— BEGIN RECORDS SUPPLIED —
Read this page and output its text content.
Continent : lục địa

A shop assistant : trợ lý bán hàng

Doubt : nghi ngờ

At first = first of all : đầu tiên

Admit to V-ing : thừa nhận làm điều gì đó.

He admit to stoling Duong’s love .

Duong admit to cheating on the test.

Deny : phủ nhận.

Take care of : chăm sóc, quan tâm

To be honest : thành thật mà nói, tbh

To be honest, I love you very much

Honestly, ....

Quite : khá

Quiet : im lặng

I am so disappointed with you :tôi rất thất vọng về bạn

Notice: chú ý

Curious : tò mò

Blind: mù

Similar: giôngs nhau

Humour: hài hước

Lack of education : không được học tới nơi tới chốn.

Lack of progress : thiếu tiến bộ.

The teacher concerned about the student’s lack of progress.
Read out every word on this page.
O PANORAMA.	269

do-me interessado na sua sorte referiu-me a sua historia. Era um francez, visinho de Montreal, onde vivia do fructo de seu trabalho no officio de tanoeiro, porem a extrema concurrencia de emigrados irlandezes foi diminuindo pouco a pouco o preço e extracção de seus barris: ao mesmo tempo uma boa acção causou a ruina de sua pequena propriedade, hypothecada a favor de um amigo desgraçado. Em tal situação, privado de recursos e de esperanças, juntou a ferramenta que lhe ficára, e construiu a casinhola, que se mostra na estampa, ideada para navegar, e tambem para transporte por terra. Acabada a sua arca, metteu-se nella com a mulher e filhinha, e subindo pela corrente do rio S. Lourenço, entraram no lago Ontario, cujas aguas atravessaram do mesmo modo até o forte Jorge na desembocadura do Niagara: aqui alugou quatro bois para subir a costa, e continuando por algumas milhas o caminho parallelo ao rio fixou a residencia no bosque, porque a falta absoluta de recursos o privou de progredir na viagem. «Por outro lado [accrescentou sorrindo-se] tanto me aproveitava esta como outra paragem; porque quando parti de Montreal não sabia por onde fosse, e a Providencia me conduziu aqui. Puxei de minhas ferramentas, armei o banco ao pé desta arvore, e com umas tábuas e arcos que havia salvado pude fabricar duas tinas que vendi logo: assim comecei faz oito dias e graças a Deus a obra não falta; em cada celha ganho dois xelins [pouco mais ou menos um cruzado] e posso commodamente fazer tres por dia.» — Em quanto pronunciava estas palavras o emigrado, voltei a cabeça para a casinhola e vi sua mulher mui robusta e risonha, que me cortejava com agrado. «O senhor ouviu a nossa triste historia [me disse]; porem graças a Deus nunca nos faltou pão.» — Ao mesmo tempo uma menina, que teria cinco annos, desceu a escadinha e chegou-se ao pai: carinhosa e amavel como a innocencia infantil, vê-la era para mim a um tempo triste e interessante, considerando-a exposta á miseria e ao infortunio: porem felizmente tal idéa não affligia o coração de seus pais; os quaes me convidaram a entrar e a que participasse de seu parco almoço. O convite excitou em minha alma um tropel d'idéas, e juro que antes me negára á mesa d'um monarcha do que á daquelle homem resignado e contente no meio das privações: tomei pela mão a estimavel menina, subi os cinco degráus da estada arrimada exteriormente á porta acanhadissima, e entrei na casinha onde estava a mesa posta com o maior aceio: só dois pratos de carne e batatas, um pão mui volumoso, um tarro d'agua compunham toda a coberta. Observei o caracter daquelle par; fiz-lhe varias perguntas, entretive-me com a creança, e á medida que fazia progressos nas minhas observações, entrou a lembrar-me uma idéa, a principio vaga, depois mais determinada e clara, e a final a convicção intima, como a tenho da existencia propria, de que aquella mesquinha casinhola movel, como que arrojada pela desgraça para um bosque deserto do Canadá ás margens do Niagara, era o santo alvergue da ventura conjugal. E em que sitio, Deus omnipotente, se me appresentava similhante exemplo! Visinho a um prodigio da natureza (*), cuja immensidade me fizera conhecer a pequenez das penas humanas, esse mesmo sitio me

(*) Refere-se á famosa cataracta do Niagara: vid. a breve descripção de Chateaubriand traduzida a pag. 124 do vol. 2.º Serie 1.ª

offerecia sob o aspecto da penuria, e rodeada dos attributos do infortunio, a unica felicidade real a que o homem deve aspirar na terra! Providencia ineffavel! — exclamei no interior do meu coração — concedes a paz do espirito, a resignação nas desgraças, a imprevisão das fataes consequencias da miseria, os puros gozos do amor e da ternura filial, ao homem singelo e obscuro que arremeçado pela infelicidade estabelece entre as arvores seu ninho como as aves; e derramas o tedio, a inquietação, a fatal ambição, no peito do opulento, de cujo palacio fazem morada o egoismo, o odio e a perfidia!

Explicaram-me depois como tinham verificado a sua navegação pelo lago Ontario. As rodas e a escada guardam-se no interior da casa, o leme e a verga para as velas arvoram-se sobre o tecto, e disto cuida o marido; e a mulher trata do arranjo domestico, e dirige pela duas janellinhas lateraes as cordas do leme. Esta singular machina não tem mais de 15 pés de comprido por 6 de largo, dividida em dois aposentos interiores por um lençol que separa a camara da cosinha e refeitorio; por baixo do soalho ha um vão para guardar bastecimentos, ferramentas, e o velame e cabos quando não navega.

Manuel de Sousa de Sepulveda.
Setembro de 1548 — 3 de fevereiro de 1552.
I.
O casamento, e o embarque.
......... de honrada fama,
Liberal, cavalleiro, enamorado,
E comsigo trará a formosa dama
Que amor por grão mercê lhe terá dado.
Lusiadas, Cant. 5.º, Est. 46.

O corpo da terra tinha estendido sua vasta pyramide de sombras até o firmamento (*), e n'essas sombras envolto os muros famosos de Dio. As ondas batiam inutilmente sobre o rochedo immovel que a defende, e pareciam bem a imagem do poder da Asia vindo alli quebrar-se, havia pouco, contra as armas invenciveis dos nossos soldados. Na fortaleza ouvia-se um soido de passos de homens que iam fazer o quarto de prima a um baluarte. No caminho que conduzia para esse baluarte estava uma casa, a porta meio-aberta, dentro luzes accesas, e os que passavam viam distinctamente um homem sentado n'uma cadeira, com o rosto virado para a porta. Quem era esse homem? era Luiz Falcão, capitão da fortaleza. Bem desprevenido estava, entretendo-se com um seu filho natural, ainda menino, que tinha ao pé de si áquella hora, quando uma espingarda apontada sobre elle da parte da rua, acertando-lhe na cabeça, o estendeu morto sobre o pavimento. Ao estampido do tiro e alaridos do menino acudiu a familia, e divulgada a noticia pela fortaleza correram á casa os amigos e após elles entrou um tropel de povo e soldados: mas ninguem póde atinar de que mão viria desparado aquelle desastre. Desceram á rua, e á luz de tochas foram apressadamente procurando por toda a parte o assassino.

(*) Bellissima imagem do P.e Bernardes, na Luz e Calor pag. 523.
— END RECORDS SUPPLIED —
__PROBLEM DESCRIPTION__: Copy each line from the data above that includes "Duong".

__EXPECTED ANSWER__:
He admit to stoling Duong’s love .
Duong admit to cheating on the test.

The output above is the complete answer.